Objective: Copy the lines from the one containing "forward-button[interactable] [42,11,68,37]" through the one containing "method-badge: GET [40,440,140,475]", reproducing each exactly.

Annotated element entries
---+---

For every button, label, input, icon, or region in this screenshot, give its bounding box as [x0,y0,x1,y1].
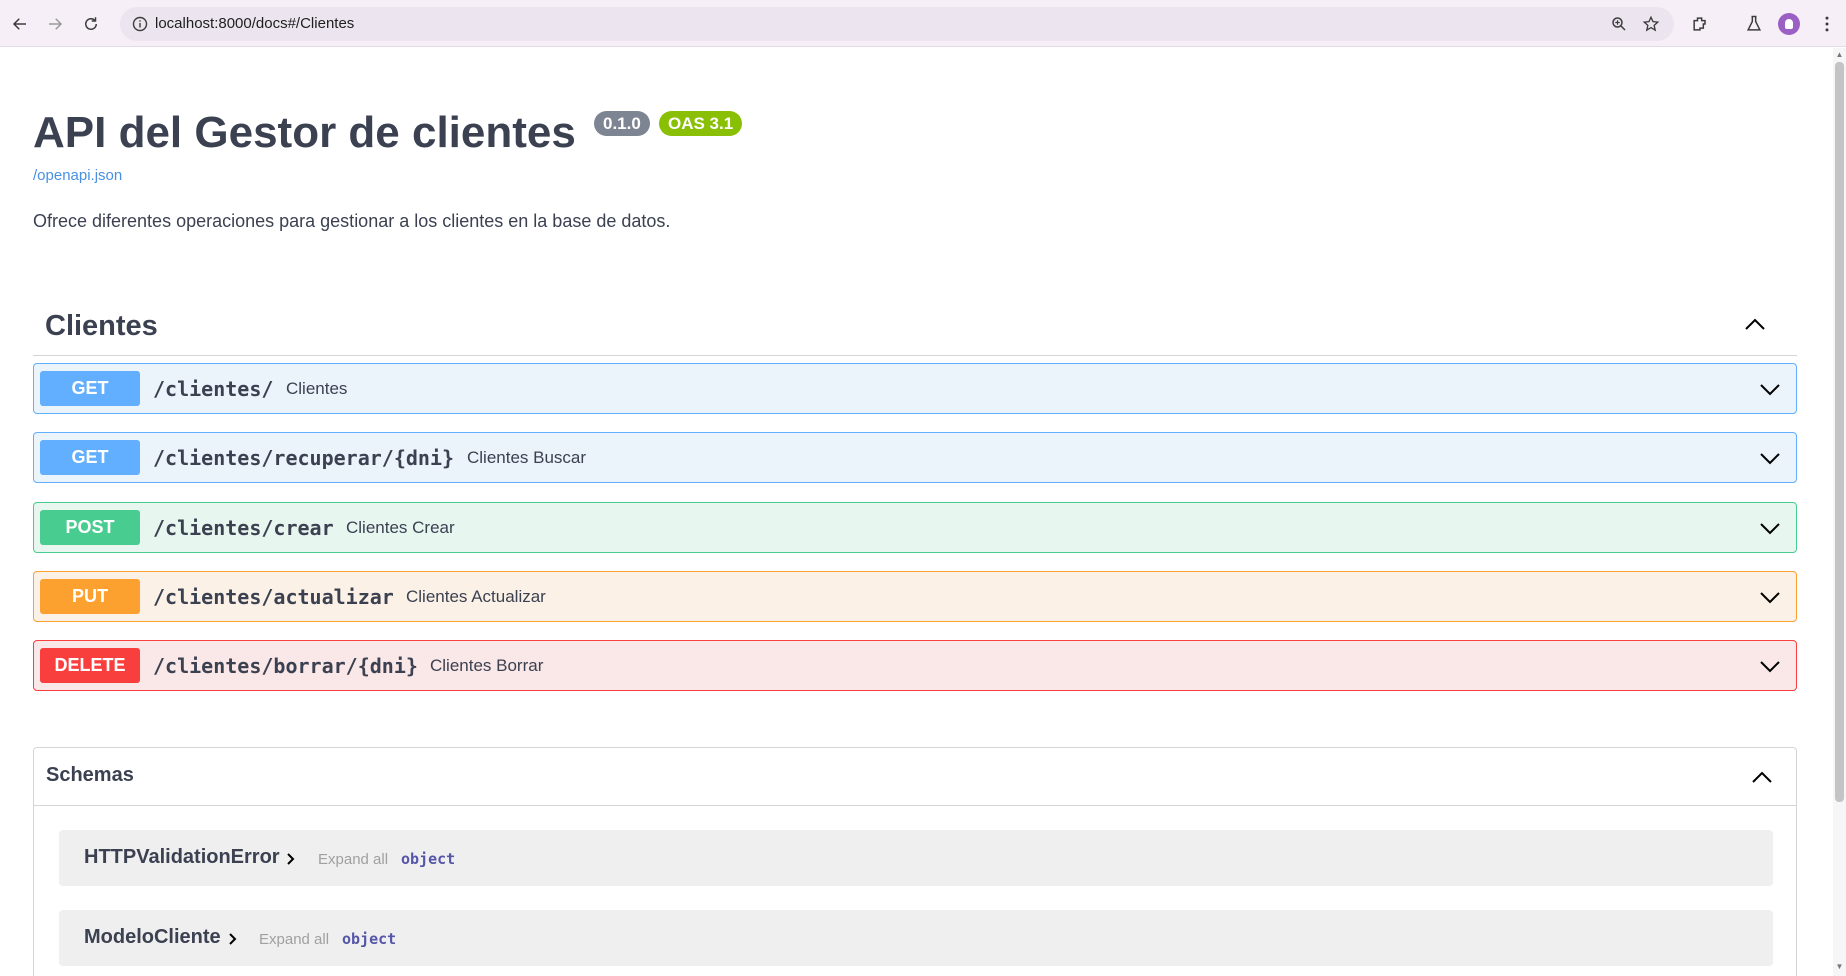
forward-button[interactable] [42,11,68,37]
model-name[interactable]: ModeloCliente [84,926,221,949]
tag-clientes-header[interactable]: Clientes [33,300,1797,356]
operation-put-actualizar[interactable]: PUT /clientes/actualizar Clientes Actual… [33,571,1797,622]
scroll-up-arrow[interactable]: ▲ [1835,50,1844,60]
method-badge: GET [40,440,140,475]
operation-summary: Clientes Crear [346,518,455,537]
version-badge: 0.1.0 [594,111,650,136]
api-title: API del Gestor de clientes [33,108,576,157]
arrow-left-icon [12,18,26,30]
schemas-section: Schemas HTTPValidationError Expand all o… [33,747,1797,976]
method-badge: PUT [40,579,140,614]
tag-title: Clientes [45,310,158,342]
operation-summary: Clientes Buscar [467,448,587,467]
method-badge: GET [40,371,140,406]
operation-path: /clientes/actualizar [153,585,394,609]
address-bar[interactable]: localhost:8000/docs#/Clientes [120,7,1674,41]
operation-path: /clientes/ [153,377,274,401]
model-httpvalidationerror[interactable]: HTTPValidationError Expand all object [59,830,1773,886]
operation-summary: Clientes Actualizar [406,587,546,606]
back-button[interactable] [7,11,33,37]
zoom-icon[interactable] [1610,15,1628,33]
method-badge: POST [40,510,140,545]
operation-path: /clientes/recuperar/{dni} [153,446,455,470]
reload-icon [85,17,97,30]
api-description: Ofrece diferentes operaciones para gesti… [33,211,671,231]
scroll-down-arrow[interactable]: ▼ [1835,962,1844,972]
url-text[interactable]: localhost:8000/docs#/Clientes [155,15,354,32]
expand-all-button[interactable]: Expand all [259,931,329,948]
operation-summary: Clientes [286,379,348,398]
labs-flask-icon[interactable] [1744,14,1764,34]
more-menu-icon[interactable] [1817,14,1837,34]
openapi-json-link[interactable]: /openapi.json [33,167,122,184]
bookmark-star-icon[interactable] [1642,15,1660,33]
model-type: object [342,930,397,948]
model-modelocliente[interactable]: ModeloCliente Expand all object [59,910,1773,966]
arrow-right-icon [49,18,63,30]
chevron-down-icon[interactable] [1758,377,1782,401]
oas-badge: OAS 3.1 [659,111,743,136]
chevron-down-icon[interactable] [1758,516,1782,540]
chevron-right-icon[interactable] [285,852,297,866]
operation-delete-borrar[interactable]: DELETE /clientes/borrar/{dni} Clientes B… [33,640,1797,691]
operation-path: /clientes/crear [153,516,334,540]
model-type: object [401,850,456,868]
chevron-up-icon[interactable] [1750,765,1774,789]
info-icon[interactable] [132,16,148,32]
operation-post-crear[interactable]: POST /clientes/crear Clientes Crear [33,502,1797,553]
reload-button[interactable] [78,11,104,37]
operation-get-recuperar[interactable]: GET /clientes/recuperar/{dni} Clientes B… [33,432,1797,483]
profile-avatar[interactable] [1778,13,1800,35]
chevron-up-icon[interactable] [1743,312,1767,336]
chevron-down-icon[interactable] [1758,446,1782,470]
chevron-down-icon[interactable] [1758,654,1782,678]
chevron-down-icon[interactable] [1758,585,1782,609]
operation-summary: Clientes Borrar [430,656,544,675]
operation-path: /clientes/borrar/{dni} [153,654,418,678]
chevron-right-icon[interactable] [227,932,239,946]
schemas-header[interactable]: Schemas [34,748,1796,806]
operation-get-clientes[interactable]: GET /clientes/ Clientes [33,363,1797,414]
schemas-title: Schemas [46,764,134,786]
expand-all-button[interactable]: Expand all [318,851,388,868]
model-name[interactable]: HTTPValidationError [84,846,280,869]
browser-toolbar: localhost:8000/docs#/Clientes [0,0,1846,47]
method-badge: DELETE [40,648,140,683]
extensions-icon[interactable] [1690,14,1710,34]
scrollbar-thumb[interactable] [1835,62,1844,802]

---+---

Answer to this task:
forward-button[interactable] [42,11,68,37]
model-name[interactable]: ModeloCliente [84,926,221,949]
tag-clientes-header[interactable]: Clientes [33,300,1797,356]
operation-put-actualizar[interactable]: PUT /clientes/actualizar Clientes Actual… [33,571,1797,622]
scroll-up-arrow[interactable]: ▲ [1835,50,1844,60]
method-badge: GET [40,440,140,475]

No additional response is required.